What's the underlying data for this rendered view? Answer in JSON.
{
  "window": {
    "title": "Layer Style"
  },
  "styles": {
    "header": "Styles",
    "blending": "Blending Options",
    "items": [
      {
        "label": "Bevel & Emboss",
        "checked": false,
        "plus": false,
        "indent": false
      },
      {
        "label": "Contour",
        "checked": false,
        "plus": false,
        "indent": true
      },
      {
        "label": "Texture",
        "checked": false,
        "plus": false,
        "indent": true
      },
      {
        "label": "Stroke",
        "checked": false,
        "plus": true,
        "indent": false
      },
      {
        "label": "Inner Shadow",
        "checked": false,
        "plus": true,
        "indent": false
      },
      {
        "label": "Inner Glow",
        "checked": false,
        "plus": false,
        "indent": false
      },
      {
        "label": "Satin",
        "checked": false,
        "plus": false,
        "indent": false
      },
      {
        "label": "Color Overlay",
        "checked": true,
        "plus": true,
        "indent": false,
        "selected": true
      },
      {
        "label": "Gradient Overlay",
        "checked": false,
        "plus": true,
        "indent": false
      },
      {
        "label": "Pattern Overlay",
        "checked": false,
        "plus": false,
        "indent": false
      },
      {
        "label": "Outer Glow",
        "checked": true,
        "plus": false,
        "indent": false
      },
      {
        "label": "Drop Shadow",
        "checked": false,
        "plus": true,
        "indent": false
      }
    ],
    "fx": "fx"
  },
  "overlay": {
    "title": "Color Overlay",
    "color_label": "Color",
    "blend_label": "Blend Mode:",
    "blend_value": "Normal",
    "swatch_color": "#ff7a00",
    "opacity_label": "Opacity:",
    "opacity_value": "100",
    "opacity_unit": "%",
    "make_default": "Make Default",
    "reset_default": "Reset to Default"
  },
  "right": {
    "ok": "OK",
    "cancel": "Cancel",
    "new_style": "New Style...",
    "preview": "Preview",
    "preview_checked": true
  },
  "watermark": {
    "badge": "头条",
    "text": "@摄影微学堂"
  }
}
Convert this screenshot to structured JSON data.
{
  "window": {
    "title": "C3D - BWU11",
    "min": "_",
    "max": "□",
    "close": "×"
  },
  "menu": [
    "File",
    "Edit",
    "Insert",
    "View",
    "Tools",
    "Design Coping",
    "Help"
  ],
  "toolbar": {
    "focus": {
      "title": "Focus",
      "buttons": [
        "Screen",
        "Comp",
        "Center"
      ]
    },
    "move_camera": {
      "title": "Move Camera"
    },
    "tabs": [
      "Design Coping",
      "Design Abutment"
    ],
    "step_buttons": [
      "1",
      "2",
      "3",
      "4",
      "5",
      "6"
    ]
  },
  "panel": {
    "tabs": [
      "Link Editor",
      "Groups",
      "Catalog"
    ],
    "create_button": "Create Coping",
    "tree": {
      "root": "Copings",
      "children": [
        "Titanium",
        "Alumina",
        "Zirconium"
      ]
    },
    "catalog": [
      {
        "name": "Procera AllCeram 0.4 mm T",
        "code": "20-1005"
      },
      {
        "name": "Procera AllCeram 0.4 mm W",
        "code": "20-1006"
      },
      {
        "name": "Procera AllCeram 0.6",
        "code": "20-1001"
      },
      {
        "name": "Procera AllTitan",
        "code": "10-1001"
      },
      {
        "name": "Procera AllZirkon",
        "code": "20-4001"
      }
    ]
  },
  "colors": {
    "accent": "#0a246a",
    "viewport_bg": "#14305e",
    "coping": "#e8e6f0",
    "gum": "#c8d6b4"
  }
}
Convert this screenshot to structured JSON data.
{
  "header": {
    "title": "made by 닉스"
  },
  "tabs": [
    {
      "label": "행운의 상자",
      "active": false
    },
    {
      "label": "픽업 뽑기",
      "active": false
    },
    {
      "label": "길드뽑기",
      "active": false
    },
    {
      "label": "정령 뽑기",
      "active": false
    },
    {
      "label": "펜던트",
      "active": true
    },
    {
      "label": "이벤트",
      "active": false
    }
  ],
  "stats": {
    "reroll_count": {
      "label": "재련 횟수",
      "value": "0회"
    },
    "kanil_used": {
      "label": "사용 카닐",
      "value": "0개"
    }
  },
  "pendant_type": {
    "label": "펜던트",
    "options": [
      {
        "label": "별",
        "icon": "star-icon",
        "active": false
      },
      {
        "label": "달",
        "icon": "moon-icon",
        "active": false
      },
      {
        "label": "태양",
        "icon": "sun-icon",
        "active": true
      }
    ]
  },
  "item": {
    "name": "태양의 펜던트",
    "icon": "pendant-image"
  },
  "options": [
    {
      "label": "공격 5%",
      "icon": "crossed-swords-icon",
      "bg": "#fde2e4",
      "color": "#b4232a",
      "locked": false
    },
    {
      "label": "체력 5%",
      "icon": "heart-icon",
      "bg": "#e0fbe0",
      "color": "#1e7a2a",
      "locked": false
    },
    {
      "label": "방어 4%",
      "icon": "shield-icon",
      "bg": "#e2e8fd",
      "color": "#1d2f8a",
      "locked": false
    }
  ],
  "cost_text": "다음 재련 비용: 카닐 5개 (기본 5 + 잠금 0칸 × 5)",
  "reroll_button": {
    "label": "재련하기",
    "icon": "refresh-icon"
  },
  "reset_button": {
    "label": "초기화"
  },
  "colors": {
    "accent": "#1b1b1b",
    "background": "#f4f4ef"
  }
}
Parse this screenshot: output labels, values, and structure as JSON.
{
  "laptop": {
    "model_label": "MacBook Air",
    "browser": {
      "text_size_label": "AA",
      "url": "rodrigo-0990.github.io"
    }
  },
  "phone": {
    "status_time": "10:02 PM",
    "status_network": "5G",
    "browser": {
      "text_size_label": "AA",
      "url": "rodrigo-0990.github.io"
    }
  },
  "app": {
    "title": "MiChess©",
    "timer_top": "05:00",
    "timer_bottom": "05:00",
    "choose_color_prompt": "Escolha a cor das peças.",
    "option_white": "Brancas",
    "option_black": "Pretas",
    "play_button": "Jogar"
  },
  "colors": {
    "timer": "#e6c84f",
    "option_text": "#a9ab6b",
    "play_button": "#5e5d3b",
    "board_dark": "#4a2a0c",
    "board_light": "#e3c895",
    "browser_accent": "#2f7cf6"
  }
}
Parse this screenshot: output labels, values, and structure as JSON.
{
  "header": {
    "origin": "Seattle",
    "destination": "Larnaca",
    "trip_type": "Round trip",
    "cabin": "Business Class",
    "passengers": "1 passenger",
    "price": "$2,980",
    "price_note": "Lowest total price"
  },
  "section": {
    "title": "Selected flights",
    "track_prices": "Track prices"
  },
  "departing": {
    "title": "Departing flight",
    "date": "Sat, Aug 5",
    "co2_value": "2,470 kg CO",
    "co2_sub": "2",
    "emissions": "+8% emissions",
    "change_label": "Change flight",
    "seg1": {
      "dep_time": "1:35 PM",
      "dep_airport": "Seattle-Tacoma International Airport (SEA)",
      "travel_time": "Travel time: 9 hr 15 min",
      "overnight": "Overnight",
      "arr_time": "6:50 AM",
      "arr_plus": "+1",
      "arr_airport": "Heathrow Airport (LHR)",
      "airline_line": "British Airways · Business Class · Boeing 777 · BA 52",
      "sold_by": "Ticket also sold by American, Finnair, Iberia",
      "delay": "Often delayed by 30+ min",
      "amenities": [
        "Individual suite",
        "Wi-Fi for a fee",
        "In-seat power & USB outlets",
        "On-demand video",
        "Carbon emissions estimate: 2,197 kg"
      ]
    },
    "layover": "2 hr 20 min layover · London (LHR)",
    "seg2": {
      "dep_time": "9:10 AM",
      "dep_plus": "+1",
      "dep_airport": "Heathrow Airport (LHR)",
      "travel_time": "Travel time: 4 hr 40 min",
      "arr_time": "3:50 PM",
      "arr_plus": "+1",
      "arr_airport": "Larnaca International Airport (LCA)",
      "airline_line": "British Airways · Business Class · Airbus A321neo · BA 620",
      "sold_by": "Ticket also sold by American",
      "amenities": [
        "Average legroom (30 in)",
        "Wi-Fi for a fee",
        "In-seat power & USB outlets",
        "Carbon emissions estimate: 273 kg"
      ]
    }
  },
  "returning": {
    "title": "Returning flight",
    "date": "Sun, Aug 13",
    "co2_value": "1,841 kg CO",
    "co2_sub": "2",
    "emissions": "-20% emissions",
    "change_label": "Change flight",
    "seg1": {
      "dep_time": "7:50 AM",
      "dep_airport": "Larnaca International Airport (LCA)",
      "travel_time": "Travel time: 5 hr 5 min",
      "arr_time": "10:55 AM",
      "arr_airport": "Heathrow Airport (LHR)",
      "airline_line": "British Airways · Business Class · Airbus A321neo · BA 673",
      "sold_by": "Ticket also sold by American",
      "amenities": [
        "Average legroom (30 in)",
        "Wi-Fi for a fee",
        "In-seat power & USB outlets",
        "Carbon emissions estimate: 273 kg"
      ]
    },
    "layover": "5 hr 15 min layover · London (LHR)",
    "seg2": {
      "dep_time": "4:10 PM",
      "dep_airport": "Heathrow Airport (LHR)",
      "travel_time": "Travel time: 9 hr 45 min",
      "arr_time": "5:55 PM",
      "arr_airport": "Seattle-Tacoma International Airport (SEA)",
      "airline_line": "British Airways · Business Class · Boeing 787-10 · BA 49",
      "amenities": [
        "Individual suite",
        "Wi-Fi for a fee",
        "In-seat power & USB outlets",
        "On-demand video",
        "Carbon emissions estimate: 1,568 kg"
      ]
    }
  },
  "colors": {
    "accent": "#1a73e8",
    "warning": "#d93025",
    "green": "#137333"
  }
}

+--

Pull out all lines in the data above that include "Boeing".

_Answer in full_.
      "airline_line": "British Airways · Business Class · Boeing 777 · BA 52",
      "airline_line": "British Airways · Business Class · Boeing 787-10 · BA 49",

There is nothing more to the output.